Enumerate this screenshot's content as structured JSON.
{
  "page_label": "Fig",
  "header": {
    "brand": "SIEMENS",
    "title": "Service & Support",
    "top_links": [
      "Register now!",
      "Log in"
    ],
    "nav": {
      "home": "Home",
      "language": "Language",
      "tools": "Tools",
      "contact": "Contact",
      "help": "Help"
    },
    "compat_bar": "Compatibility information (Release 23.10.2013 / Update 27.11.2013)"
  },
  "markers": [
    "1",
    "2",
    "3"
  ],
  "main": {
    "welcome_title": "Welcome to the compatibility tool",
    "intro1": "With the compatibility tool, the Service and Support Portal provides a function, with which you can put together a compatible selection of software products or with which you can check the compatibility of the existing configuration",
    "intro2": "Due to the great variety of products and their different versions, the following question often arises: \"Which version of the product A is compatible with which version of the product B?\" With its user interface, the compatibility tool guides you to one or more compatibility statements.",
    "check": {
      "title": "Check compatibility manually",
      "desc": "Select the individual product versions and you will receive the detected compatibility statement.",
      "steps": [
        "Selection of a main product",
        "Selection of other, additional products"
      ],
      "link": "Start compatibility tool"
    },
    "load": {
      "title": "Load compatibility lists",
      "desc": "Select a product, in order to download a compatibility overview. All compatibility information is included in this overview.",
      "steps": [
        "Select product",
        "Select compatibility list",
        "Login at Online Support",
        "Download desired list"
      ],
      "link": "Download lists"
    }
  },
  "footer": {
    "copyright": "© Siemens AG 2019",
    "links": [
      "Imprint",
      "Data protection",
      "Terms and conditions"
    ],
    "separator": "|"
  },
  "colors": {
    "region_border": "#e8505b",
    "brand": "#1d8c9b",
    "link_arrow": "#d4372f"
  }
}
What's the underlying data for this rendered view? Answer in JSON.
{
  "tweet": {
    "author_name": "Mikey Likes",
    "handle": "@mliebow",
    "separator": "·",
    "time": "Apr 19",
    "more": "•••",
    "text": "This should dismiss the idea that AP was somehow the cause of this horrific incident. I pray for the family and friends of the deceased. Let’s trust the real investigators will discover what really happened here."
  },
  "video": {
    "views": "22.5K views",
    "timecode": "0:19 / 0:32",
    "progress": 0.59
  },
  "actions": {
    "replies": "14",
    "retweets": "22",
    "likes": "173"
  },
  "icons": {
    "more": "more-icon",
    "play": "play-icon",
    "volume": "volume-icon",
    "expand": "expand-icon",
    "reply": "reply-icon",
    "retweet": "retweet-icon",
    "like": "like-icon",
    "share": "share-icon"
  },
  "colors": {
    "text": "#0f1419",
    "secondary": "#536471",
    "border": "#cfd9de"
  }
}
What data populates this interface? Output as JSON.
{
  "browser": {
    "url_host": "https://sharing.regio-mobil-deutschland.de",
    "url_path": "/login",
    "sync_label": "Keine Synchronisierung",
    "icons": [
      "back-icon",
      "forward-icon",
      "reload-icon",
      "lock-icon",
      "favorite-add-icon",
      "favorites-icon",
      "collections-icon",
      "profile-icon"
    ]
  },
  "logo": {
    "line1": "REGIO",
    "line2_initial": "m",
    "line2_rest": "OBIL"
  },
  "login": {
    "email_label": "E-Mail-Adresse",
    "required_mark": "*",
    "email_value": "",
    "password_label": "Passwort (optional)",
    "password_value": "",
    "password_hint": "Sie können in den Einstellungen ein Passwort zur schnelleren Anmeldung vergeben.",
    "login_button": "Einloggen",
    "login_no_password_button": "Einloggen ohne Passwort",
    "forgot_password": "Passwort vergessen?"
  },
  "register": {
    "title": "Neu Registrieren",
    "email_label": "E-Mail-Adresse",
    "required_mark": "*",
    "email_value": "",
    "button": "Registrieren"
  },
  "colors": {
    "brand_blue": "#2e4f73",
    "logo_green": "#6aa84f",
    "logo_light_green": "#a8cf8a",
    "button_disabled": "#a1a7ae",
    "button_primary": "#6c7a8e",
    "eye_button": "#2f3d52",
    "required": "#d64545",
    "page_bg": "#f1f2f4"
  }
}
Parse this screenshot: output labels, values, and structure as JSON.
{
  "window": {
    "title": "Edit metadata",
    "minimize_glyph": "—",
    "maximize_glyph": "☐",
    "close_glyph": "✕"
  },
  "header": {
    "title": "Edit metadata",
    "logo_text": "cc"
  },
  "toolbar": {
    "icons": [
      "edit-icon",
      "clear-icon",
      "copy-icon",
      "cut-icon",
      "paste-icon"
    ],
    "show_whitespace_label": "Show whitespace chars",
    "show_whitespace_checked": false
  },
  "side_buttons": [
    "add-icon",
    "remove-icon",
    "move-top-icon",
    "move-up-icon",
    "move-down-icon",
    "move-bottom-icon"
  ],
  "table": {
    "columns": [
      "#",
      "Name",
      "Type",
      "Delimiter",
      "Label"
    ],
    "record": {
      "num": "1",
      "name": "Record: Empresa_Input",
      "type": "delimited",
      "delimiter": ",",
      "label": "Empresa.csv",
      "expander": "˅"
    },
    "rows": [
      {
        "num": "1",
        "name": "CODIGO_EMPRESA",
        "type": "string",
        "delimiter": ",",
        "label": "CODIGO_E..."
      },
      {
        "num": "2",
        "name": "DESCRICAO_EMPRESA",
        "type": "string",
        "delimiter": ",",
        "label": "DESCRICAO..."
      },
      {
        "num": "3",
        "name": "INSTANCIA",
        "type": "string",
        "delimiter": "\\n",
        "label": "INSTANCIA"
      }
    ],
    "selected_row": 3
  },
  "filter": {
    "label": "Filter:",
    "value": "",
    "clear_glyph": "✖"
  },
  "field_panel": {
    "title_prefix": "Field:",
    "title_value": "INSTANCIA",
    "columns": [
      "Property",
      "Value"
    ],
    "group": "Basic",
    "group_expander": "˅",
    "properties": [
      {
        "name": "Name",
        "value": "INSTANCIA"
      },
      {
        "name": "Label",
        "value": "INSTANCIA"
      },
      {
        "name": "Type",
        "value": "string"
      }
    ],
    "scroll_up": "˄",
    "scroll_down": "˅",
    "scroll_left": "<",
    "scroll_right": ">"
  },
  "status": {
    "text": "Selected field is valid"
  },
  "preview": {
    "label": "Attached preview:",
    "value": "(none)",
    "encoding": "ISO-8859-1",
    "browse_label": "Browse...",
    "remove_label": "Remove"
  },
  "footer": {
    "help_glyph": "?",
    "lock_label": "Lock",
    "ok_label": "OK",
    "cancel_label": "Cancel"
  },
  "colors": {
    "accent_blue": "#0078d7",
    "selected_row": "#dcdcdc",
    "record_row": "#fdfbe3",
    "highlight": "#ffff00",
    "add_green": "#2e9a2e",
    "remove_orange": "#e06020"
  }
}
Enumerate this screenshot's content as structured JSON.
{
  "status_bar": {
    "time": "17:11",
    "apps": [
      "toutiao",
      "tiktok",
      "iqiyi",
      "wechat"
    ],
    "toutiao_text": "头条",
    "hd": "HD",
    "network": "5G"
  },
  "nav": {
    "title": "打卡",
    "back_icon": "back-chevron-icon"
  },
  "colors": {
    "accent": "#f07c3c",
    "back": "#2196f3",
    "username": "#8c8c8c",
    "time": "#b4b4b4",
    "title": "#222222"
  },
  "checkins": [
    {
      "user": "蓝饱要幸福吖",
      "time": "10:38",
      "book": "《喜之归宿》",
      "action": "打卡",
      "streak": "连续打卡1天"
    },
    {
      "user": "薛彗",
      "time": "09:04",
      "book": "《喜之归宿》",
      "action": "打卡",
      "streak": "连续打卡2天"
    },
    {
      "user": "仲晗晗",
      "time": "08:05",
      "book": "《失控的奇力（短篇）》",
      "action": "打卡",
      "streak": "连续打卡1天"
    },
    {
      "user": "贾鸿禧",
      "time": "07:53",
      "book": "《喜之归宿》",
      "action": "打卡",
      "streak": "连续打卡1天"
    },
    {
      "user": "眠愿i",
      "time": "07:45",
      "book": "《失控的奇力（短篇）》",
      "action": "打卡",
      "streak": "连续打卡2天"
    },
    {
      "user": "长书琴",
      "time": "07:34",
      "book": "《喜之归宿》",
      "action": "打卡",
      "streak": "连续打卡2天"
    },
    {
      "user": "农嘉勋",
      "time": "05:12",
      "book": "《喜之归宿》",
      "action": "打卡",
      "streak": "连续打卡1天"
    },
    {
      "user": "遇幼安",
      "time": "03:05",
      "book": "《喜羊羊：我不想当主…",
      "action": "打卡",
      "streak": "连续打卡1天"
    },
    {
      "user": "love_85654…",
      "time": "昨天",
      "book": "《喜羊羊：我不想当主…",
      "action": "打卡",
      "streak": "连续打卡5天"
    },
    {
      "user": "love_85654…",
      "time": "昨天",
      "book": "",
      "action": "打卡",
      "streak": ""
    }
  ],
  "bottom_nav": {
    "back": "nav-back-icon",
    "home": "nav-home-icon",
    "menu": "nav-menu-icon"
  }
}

◆ **GIVEN INSTRUCTION**
Each line in the listing above either holds the string "Service" or does not; state how many do, giving the number only.

◆ **EXERCISE RESPONSE**
2